* **Record extracts**:
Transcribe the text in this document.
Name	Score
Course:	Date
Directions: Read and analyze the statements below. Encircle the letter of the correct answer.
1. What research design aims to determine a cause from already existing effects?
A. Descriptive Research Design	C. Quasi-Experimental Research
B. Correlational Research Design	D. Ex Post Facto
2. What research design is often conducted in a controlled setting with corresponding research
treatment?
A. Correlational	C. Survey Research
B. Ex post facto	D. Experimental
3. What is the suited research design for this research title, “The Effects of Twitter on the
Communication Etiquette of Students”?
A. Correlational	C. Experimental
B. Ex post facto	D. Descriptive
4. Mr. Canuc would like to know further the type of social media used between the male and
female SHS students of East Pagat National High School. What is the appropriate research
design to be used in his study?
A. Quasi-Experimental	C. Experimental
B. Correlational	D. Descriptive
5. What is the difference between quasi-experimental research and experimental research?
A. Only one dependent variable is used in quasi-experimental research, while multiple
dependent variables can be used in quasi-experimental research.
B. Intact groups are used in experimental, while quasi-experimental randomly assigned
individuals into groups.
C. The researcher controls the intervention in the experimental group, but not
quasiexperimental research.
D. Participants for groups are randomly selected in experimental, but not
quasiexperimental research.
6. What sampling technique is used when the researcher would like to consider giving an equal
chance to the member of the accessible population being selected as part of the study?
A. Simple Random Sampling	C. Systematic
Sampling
==
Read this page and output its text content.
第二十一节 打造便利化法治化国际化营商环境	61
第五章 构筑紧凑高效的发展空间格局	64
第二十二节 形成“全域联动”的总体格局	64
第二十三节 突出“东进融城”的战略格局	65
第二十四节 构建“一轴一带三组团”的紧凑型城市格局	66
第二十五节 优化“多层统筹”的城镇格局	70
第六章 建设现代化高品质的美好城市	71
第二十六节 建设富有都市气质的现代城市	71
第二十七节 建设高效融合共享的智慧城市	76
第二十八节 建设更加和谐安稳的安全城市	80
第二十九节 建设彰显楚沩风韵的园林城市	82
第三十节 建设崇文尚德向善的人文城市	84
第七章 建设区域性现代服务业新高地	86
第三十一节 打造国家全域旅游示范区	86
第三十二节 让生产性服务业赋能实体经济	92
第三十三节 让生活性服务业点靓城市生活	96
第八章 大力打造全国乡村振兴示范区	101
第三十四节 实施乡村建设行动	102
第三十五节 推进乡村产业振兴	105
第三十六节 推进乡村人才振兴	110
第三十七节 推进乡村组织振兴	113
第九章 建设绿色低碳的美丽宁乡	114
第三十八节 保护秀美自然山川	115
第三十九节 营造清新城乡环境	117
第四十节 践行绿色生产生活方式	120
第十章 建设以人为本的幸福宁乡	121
...
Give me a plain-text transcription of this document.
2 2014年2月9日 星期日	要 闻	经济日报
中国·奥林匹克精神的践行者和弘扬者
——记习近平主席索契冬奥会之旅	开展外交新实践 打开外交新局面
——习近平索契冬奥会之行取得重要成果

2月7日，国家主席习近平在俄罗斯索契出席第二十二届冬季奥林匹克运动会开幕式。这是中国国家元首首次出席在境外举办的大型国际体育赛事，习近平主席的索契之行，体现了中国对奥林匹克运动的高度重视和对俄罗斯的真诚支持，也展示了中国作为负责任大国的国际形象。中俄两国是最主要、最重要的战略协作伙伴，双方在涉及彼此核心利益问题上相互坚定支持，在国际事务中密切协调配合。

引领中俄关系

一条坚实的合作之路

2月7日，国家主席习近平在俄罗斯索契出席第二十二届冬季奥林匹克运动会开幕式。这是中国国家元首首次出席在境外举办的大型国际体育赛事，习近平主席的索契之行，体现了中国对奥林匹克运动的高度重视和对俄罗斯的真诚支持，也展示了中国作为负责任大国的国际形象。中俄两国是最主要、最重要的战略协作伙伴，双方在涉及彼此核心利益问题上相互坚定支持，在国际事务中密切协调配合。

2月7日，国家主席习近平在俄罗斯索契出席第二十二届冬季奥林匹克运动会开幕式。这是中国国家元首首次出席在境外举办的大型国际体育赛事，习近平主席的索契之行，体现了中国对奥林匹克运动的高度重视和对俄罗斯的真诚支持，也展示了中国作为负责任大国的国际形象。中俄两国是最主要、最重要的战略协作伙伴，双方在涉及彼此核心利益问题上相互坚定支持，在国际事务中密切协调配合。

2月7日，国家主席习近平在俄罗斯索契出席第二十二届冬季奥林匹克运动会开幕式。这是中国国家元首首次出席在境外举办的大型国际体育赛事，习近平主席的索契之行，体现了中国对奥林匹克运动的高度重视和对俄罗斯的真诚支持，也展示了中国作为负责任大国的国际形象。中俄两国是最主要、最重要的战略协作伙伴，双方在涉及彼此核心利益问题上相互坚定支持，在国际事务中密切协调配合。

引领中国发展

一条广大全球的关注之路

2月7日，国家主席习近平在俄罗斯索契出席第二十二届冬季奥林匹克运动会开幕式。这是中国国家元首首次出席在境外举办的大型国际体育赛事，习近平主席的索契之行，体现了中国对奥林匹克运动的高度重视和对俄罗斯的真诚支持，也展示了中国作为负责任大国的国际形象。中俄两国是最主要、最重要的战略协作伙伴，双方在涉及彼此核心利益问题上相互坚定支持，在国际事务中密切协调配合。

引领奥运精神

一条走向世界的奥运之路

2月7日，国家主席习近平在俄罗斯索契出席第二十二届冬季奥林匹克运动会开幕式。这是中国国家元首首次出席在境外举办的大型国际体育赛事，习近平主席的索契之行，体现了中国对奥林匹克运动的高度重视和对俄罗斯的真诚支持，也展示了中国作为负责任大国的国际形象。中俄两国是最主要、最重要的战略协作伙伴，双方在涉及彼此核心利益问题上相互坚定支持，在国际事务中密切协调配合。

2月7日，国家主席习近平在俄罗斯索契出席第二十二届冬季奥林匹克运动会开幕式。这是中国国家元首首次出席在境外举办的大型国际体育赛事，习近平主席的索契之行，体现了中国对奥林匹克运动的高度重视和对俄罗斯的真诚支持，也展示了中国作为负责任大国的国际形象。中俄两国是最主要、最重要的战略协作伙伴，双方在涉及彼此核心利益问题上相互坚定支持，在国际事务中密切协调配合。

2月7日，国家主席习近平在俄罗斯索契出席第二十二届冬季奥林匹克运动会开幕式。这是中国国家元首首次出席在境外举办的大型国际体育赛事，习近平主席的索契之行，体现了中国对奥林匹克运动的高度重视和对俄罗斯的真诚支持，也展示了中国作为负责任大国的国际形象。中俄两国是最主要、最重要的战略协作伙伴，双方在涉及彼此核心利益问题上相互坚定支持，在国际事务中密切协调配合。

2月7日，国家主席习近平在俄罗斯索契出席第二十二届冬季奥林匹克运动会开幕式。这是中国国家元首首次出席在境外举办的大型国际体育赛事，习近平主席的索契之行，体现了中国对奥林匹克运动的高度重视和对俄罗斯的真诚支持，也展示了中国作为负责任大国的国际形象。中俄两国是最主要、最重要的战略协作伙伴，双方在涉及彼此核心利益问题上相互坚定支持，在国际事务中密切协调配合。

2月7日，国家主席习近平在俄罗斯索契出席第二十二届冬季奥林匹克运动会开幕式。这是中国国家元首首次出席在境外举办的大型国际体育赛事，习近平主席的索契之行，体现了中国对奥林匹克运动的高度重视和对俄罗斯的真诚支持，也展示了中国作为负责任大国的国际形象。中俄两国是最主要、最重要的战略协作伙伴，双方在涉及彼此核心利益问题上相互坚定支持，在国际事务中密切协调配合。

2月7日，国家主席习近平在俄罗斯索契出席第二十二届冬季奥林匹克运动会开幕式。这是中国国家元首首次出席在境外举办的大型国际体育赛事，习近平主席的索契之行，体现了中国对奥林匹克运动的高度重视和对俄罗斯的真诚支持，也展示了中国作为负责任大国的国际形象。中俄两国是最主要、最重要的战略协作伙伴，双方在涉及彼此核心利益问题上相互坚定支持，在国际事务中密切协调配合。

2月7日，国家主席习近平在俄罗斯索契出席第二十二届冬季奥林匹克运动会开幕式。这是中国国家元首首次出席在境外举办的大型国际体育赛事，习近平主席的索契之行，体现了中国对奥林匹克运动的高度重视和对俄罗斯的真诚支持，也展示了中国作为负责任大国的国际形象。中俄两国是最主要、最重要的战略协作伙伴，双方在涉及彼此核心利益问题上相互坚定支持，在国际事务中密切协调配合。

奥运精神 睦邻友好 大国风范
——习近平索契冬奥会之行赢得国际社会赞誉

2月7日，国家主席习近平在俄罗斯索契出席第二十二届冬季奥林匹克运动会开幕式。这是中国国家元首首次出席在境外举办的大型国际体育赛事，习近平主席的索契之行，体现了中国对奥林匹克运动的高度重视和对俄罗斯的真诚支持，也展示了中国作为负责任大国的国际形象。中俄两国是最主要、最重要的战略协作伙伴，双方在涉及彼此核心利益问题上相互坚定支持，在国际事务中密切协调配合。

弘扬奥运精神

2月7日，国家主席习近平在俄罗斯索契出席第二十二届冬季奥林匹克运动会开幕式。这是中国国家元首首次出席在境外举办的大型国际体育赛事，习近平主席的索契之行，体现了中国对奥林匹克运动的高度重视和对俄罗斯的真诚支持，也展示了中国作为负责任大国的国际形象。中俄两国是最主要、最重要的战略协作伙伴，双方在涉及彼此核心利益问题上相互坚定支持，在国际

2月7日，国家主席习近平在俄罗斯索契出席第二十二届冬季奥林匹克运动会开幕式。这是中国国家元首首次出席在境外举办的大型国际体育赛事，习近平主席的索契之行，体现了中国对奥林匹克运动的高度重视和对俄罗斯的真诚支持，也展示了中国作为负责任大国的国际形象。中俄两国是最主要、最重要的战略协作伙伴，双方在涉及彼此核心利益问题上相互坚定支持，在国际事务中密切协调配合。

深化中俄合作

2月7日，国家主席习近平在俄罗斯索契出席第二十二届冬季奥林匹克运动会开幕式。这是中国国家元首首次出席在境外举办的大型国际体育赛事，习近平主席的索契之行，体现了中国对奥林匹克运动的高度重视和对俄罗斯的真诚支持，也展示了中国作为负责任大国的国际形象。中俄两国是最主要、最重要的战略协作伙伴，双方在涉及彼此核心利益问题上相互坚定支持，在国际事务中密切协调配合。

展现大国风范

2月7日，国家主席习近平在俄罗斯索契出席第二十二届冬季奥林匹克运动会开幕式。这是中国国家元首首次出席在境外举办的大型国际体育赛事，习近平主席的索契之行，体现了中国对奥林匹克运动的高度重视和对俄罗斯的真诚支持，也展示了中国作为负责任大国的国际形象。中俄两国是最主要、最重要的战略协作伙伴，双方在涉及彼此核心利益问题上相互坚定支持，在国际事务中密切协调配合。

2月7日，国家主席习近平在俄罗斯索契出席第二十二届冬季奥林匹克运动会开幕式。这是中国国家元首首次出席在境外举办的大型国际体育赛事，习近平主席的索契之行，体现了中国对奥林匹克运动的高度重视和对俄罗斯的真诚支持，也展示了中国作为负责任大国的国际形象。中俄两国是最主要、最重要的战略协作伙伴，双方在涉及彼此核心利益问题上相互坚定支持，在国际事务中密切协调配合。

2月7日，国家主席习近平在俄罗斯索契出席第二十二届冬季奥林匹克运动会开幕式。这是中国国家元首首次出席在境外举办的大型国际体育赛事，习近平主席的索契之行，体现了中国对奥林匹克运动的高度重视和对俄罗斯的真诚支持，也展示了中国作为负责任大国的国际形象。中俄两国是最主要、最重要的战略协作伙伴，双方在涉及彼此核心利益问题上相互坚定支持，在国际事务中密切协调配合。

* **What to work on**: Single out each line of the records above with the string "selected" in it, and copy it.

* **Solved problem**:
D. Participants for groups are randomly selected in experimental, but not
chance to the member of the accessible population being selected as part of the study?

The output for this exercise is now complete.